● **GIVEN TASK**
Copy nothing but the text: reproduce each line of the listing exactly and leave the pictures out.

● **DATA LISTING**
────────

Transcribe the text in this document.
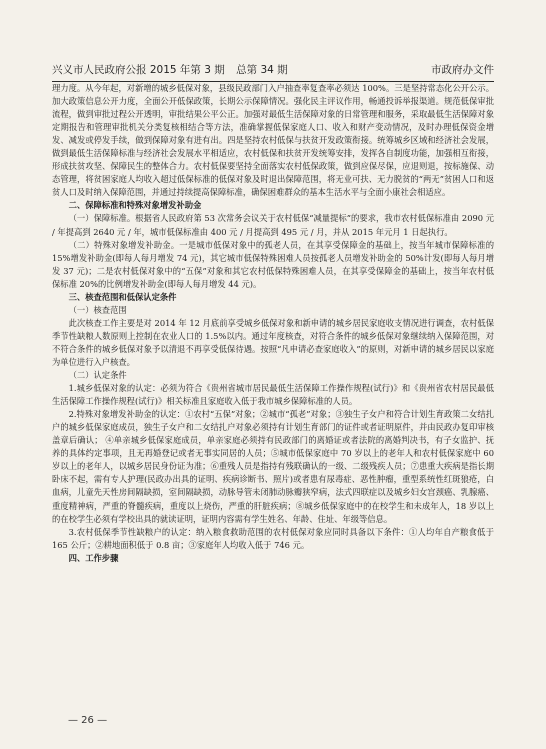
兴义市人民政府公报 2015 年第 3 期 总第 34 期	市政府办文件

理力度。从今年起，对新增的城乡低保对象，县级民政部门入户抽查率复查率必须达 100%。三是坚持常态化公开公示。加大政策信息公开力度，全面公开低保政策，长期公示保障情况。强化民主评议作用，畅通投诉举报渠道。规范低保审批流程，做到审批过程公开透明，审批结果公平公正。加强对最低生活保障对象的日常管理和服务，采取最低生活保障对象定期报告和管理审批机关分类复核相结合等方法，准确掌握低保家庭人口、收入和财产变动情况，及时办理低保资金增发、减发或停发手续，做到保障对象有进有出。四是坚持农村低保与扶贫开发政策衔接。统筹城乡区域和经济社会发展，做到最低生活保障标准与经济社会发展水平相适应，农村低保和扶贫开发统筹安排，发挥各自制度功能，加强相互衔接，形成扶贫攻坚、保障民生的整体合力。农村低保要坚持全面落实农村低保政策，做到应保尽保，应退则退，按标施保、动态管理，将贫困家庭人均收入超过低保标准的低保对象及时退出保障范围，将无业可扶、无力脱贫的“两无”贫困人口和返贫人口及时纳入保障范围，并通过持续提高保障标准，确保困难群众的基本生活水平与全面小康社会相适应。

二、保障标准和特殊对象增发补助金

（一）保障标准。根据省人民政府第 53 次常务会议关于农村低保“减量提标”的要求，我市农村低保标准由 2090 元 / 年提高到 2640 元 / 年，城市低保标准由 400 元 / 月提高到 495 元 / 月，并从 2015 年元月 1 日起执行。

（二）特殊对象增发补助金。一是城市低保对象中的孤老人员，在其享受保障金的基础上，按当年城市保障标准的 15%增发补助金(即每人每月增发 74 元)，其它城市低保特殊困难人员按孤老人员增发补助金的 50%计发(即每人每月增发 37 元)；二是农村低保对象中的“五保”对象和其它农村低保特殊困难人员，在其享受保障金的基础上，按当年农村低保标准 20%的比例增发补助金(即每人每月增发 44 元)。

三、核查范围和低保认定条件

（一）核查范围

此次核查工作主要是对 2014 年 12 月底前享受城乡低保对象和新申请的城乡居民家庭收支情况进行调查，农村低保季节性缺粮人数原则上控制在农业人口的 1.5%以内。通过年度核查，对符合条件的城乡低保对象继续纳入保障范围，对不符合条件的城乡低保对象予以清退不再享受低保待遇。按照“凡申请必查家庭收入”的原则，对新申请的城乡居民以家庭为单位进行入户核查。

（二）认定条件

1.城乡低保对象的认定：必须为符合《贵州省城市居民最低生活保障工作操作规程(试行)》和《贵州省农村居民最低生活保障工作操作规程(试行)》相关标准且家庭收入低于我市城乡保障标准的人员。

2.特殊对象增发补助金的认定：①农村“五保”对象；②城市“孤老”对象；③独生子女户和符合计划生育政策二女结扎户的城乡低保家庭成员，独生子女户和二女结扎户对象必须持有计划生育部门的证件或者证明原件，并由民政办复印审核盖章后确认； ④单亲城乡低保家庭成员，单亲家庭必须持有民政部门的离婚证或者法院的离婚判决书，有子女监护、抚养的具体约定事项，且无再婚登记或者无事实同居的人员；⑤城市低保家庭中 70 岁以上的老年人和农村低保家庭中 60 岁以上的老年人，以城乡居民身份证为准；⑥重残人员是指持有残联确认的一级、二级残疾人员；⑦患重大疾病是指长期卧床不起，需有专人护理(民政办出具的证明、疾病诊断书、照片)或者患有尿毒症、恶性肿瘤，重型系统性红斑狼疮，白血病，儿童先天性房间隔缺损，室间隔缺损，动脉导管未闭肺动脉瓣狭窄病，法式四联症以及城乡妇女宫颈癌、乳腺癌、重度精神病，严重的脊髓疾病，重度以上烧伤，严重的肝脏疾病；⑧城乡低保家庭中的在校学生和未成年人，18 岁以上的在校学生必须有学校出具的就读证明，证明内容需有学生姓名、年龄、住址、年级等信息。

3.农村低保季节性缺粮户的认定：纳入粮食救助范围的农村低保对象应同时具备以下条件：①人均年自产粮食低于 165 公斤；②耕地面积低于 0.8 亩；③家庭年人均收入低于 746 元。

四、工作步骤

— 26 —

────────

● **FINISHED EXERCISE**
Transcribe the text in this document.
兴义市人民政府公报 2015 年第 3 期 总第 34 期	市政府办文件

理力度。从今年起，对新增的城乡低保对象，县级民政部门入户抽查率复查率必须达 100%。三是坚持常态化公开公示。加大政策信息公开力度，全面公开低保政策，长期公示保障情况。强化民主评议作用，畅通投诉举报渠道。规范低保审批流程，做到审批过程公开透明，审批结果公平公正。加强对最低生活保障对象的日常管理和服务，采取最低生活保障对象定期报告和管理审批机关分类复核相结合等方法，准确掌握低保家庭人口、收入和财产变动情况，及时办理低保资金增发、减发或停发手续，做到保障对象有进有出。四是坚持农村低保与扶贫开发政策衔接。统筹城乡区域和经济社会发展，做到最低生活保障标准与经济社会发展水平相适应，农村低保和扶贫开发统筹安排，发挥各自制度功能，加强相互衔接，形成扶贫攻坚、保障民生的整体合力。农村低保要坚持全面落实农村低保政策，做到应保尽保，应退则退，按标施保、动态管理，将贫困家庭人均收入超过低保标准的低保对象及时退出保障范围，将无业可扶、无力脱贫的“两无”贫困人口和返贫人口及时纳入保障范围，并通过持续提高保障标准，确保困难群众的基本生活水平与全面小康社会相适应。

二、保障标准和特殊对象增发补助金

（一）保障标准。根据省人民政府第 53 次常务会议关于农村低保“减量提标”的要求，我市农村低保标准由 2090 元 / 年提高到 2640 元 / 年，城市低保标准由 400 元 / 月提高到 495 元 / 月，并从 2015 年元月 1 日起执行。

（二）特殊对象增发补助金。一是城市低保对象中的孤老人员，在其享受保障金的基础上，按当年城市保障标准的 15%增发补助金(即每人每月增发 74 元)，其它城市低保特殊困难人员按孤老人员增发补助金的 50%计发(即每人每月增发 37 元)；二是农村低保对象中的“五保”对象和其它农村低保特殊困难人员，在其享受保障金的基础上，按当年农村低保标准 20%的比例增发补助金(即每人每月增发 44 元)。

三、核查范围和低保认定条件

（一）核查范围

此次核查工作主要是对 2014 年 12 月底前享受城乡低保对象和新申请的城乡居民家庭收支情况进行调查，农村低保季节性缺粮人数原则上控制在农业人口的 1.5%以内。通过年度核查，对符合条件的城乡低保对象继续纳入保障范围，对不符合条件的城乡低保对象予以清退不再享受低保待遇。按照“凡申请必查家庭收入”的原则，对新申请的城乡居民以家庭为单位进行入户核查。

（二）认定条件

1.城乡低保对象的认定：必须为符合《贵州省城市居民最低生活保障工作操作规程(试行)》和《贵州省农村居民最低生活保障工作操作规程(试行)》相关标准且家庭收入低于我市城乡保障标准的人员。

2.特殊对象增发补助金的认定：①农村“五保”对象；②城市“孤老”对象；③独生子女户和符合计划生育政策二女结扎户的城乡低保家庭成员，独生子女户和二女结扎户对象必须持有计划生育部门的证件或者证明原件，并由民政办复印审核盖章后确认； ④单亲城乡低保家庭成员，单亲家庭必须持有民政部门的离婚证或者法院的离婚判决书，有子女监护、抚养的具体约定事项，且无再婚登记或者无事实同居的人员；⑤城市低保家庭中 70 岁以上的老年人和农村低保家庭中 60 岁以上的老年人，以城乡居民身份证为准；⑥重残人员是指持有残联确认的一级、二级残疾人员；⑦患重大疾病是指长期卧床不起，需有专人护理(民政办出具的证明、疾病诊断书、照片)或者患有尿毒症、恶性肿瘤，重型系统性红斑狼疮，白血病，儿童先天性房间隔缺损，室间隔缺损，动脉导管未闭肺动脉瓣狭窄病，法式四联症以及城乡妇女宫颈癌、乳腺癌、重度精神病，严重的脊髓疾病，重度以上烧伤，严重的肝脏疾病；⑧城乡低保家庭中的在校学生和未成年人，18 岁以上的在校学生必须有学校出具的就读证明，证明内容需有学生姓名、年龄、住址、年级等信息。

3.农村低保季节性缺粮户的认定：纳入粮食救助范围的农村低保对象应同时具备以下条件：①人均年自产粮食低于 165 公斤；②耕地面积低于 0.8 亩；③家庭年人均收入低于 746 元。

四、工作步骤

— 26 —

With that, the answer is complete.